### Extract
↓
# BMP Overtime Article



## dh18 (Mar 4, 2003)

Despite fiscal crisis, municipal police thrive on OT

By Scott S. Greenberger, Globe Staff, and Bill Dedman, Globe Correspondent, 7/23/2003

Their own union chief says many of their duties overlap with Boston police, and critics have called for the force's elimination. But not only have the Boston Municipal Police survived; their officers are thriving on overtime pay, while the city grapples with its worst fiscal crisis in a decade.

Nearly all the 140 ''munis'' -- who are responsible for guarding city parks and buildings from City Hall to public housing developments -- received at least $20,000 more than their base pay last year, even as the city laid off workers and cut popular programs to close a budget shortfall. About a dozen munis earned double their regular salaries, which hover around $40,000. Most of the money is going to patrol officers and those who guard sites other than City Hall.

Paul Hamilton, who heads the Municipal Police Patrolmen's Association, said the munis earned their $2.6 million in extra pay, but he said the substantial sums the city is paying out suggest it might be time to reorganize the force, perhaps merging it into the Boston Police Department or Boston Housing Authority force.
↑
### Element-and-box listings
↓
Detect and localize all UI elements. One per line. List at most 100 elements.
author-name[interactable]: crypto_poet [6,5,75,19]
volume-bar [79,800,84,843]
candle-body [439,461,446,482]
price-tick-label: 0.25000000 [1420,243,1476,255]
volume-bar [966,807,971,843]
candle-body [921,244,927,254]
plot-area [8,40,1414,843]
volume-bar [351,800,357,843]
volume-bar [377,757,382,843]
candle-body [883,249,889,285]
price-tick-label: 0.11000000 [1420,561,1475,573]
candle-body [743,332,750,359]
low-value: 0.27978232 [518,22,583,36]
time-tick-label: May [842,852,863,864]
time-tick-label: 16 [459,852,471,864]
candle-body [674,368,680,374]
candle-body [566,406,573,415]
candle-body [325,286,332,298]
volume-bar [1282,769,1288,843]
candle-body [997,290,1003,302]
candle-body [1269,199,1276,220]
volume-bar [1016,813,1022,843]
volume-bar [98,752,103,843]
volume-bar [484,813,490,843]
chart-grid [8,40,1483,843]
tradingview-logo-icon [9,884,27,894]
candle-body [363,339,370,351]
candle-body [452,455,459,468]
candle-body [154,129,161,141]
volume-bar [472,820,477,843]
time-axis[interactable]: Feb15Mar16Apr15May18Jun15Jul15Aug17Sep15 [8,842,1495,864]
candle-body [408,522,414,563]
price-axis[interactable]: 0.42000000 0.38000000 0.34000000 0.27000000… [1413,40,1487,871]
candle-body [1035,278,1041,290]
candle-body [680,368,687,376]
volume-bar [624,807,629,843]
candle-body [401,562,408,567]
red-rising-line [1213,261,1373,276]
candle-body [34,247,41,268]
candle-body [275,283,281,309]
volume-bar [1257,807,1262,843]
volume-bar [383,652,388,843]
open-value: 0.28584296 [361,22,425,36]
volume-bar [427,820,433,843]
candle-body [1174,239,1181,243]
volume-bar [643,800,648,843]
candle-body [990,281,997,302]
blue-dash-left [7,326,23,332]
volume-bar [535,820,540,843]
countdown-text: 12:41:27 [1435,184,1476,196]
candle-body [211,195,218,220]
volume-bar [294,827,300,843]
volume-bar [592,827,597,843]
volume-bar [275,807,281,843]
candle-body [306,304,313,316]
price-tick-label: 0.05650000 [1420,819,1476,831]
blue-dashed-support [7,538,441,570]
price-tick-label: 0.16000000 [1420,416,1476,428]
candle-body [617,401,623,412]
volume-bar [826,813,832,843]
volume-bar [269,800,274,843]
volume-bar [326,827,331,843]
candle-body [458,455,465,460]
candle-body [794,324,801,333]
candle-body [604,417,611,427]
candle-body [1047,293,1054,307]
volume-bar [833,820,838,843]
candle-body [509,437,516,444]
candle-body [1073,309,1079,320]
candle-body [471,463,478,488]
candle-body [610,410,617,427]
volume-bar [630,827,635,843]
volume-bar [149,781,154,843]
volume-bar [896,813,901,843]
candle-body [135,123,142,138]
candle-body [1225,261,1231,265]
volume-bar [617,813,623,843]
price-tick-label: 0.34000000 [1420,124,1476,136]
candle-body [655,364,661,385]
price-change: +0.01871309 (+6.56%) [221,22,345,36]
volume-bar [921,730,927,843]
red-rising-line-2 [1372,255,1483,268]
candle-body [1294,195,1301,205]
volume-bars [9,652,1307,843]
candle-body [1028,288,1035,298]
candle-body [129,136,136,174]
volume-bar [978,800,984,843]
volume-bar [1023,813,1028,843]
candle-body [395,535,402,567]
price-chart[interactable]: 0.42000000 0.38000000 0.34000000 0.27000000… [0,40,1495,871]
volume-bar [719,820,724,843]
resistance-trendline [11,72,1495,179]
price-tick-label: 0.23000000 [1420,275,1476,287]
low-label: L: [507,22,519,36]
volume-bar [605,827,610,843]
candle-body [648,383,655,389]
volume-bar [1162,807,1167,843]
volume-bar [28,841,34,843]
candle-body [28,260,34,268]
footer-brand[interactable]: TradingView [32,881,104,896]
↑
### Objective 1
Answer these questions from the overtime article:
(a) How many munis are on the force?
(b) Around what figure do the munis' regular salaries hover?
(c) Who heads the Municipal Police Patrolmen's Association?
### Objective 2
Reproduce the overtime article's text between "Their own union" and "than City Hall.", inclusive.
### Objective 3
Take the article on Boston municipal police overtime further, starting right after its final sentence.

### Expected output 1
(a) 140
(b) About $40,000
(c) Paul Hamilton

### Expected output 2
Their own union chief says many of their duties overlap with Boston police, and critics have called for the force's elimination. But not only have the Boston Municipal Police survived; their officers are thriving on overtime pay, while the city grapples with its worst fiscal crisis in a decade.

Nearly all the 140 ''munis'' -- who are responsible for guarding city parks and buildings from City Hall to public housing developments -- received at least $20,000 more than their base pay last year, even as the city laid off workers and cut popular programs to close a budget shortfall. About a dozen munis earned double their regular salaries, which hover around $40,000. Most of the money is going to patrol officers and those who guard sites other than City Hall.

### Expected output 3
''Right now, the utilization of police services is not what it should be,'' Hamilton said. ''There is a redundancy in the work being performed.''

Unlike Boston police officers, whose salaries are inflated with controversial supplements such as paid details and educational incentives, the extra pay of the municipal police is mostly overtime. The munis didn't make as much extra money as Boston police patrolmen, who netted an average of $36,752 in additional dollars. But they made more than Boston firefighters, who received an average of $11,981 above their base pay, a Globe analysis of salary data shows.

''It's really the general question throughout city departments where there is a lot of overtime: how well is it managed, and is it essential?'' said Samuel R. Tyler, who heads the Boston Municipal Research Bureau, a business-funded group.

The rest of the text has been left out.